● Written exercise 1
Write out the part of the travel post starting at "We ended the" and ending at "thinking about it.", swapping "Harbor" for "waterfront".

● Selection

But on a more pleasant note, Tom and I did manage to eat, and here are the dozen (a whole dozen!) oysters that I had for lunch--after a bowl of the best clam chowder ever, crammed with clams, potatoes, vegetables and accompanied by home-made "saltines"--little crispy buttery oyster crackers bearing no resemblance to the hexogonal horrors we normally get.  There were some left and I am snacking on them with my glass of wine as I write this.  Life is good.

A mountain of the best French fries in the world--just like dear old Dad used to make.  Perspective makes that beautiful lobster roll look small but it was loaded with lumps of lobster, claw as well as tail, and Tom didn't even ask to share my oysters, although I had a couple of bites of the lobster.
We ended the day with a visit to the Kennedy Museum, making it the fourth presidential Museum I have visited.  The setting is gorgeous--behind this front facade is a spider web of steel rods which overlook the Harbor and the inside has all the expected interesting public and personal stuff about JFK that one would expect.  When we reached the small dark corridor that depicted the assassination and its aftermath on recurring tiny black and white TV screens, I couldn't help an overwhelming emotion and inexplicable tears recalling that terrible time. The face of the beautiful Jackie behind the dark veil but whose eyes radiated grief and despair chokes me up just thinking about it.

● Excerpted data

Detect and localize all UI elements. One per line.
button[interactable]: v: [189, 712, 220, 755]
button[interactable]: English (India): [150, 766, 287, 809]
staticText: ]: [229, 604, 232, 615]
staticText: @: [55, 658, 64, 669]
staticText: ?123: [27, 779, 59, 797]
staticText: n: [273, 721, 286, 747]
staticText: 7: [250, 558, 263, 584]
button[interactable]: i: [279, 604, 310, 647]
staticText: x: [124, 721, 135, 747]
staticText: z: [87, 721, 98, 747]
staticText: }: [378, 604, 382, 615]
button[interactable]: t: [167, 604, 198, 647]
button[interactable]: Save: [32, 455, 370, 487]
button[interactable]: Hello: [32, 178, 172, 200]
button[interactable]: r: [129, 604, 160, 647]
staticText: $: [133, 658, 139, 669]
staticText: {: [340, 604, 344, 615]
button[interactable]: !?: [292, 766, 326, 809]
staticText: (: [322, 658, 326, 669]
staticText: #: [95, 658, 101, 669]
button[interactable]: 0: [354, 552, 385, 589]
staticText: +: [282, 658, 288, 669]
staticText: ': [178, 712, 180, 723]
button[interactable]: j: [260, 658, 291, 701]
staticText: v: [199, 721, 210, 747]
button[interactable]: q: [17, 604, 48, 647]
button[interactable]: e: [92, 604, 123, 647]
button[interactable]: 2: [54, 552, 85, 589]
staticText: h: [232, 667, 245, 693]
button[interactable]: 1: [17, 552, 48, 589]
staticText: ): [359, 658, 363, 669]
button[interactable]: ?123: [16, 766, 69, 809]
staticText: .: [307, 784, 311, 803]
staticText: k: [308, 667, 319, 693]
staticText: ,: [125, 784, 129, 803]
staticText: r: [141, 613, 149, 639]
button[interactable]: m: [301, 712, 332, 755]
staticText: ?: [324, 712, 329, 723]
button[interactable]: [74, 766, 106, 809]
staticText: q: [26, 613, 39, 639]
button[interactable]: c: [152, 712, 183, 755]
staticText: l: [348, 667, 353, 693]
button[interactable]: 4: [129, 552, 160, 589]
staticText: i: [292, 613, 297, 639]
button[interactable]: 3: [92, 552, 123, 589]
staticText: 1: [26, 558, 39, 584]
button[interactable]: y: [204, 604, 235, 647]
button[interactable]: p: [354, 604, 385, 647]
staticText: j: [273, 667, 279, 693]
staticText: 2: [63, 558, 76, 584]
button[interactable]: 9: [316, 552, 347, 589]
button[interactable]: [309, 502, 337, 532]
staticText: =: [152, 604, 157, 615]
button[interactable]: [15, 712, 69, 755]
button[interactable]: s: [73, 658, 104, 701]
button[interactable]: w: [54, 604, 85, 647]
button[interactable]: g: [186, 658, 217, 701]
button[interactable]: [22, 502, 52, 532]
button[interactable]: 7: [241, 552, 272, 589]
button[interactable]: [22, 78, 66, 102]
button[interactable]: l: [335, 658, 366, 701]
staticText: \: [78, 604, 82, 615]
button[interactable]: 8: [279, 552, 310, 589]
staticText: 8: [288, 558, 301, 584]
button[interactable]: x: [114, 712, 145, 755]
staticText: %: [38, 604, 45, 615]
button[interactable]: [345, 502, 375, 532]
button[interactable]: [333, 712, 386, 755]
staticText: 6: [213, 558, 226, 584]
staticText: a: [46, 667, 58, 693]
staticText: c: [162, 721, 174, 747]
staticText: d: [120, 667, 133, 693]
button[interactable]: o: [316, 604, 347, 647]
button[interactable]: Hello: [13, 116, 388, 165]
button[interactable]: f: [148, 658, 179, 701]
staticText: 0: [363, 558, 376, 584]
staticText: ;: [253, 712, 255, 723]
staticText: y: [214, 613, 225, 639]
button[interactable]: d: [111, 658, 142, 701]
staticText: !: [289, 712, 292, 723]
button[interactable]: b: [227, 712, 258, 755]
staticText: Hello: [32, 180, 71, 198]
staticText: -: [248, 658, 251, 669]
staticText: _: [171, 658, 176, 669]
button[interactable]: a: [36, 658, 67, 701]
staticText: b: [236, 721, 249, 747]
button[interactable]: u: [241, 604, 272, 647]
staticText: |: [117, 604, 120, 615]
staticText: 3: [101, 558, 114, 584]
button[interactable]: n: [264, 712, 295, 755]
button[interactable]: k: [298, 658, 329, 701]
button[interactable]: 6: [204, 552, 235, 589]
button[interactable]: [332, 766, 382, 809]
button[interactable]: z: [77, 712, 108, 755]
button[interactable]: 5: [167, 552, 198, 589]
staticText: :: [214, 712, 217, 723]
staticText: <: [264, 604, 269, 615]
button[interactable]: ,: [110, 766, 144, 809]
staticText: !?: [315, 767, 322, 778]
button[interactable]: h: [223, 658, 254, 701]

● Written exercise 2
Repeat the listing unchanged, starting at its first line and ending at the line that contains "staticText: x: [124, 721, 135, 747]".

● Exercise response 1
We ended the day with a visit to the Kennedy Museum, making it the fourth presidential Museum I have visited.  The setting is gorgeous--behind this front facade is a spider web of steel rods which overlook the waterfront and the inside has all the expected interesting public and personal stuff about JFK that one would expect.  When we reached the small dark corridor that depicted the assassination and its aftermath on recurring tiny black and white TV screens, I couldn't help an overwhelming emotion and inexplicable tears recalling that terrible time. The face of the beautiful Jackie behind the dark veil but whose eyes radiated grief and despair chokes me up just thinking about it.

● Exercise response 2
Detect and localize all UI elements. One per line.
button[interactable]: v: [189, 712, 220, 755]
button[interactable]: English (India): [150, 766, 287, 809]
staticText: ]: [229, 604, 232, 615]
staticText: @: [55, 658, 64, 669]
staticText: ?123: [27, 779, 59, 797]
staticText: n: [273, 721, 286, 747]
staticText: 7: [250, 558, 263, 584]
button[interactable]: i: [279, 604, 310, 647]
staticText: x: [124, 721, 135, 747]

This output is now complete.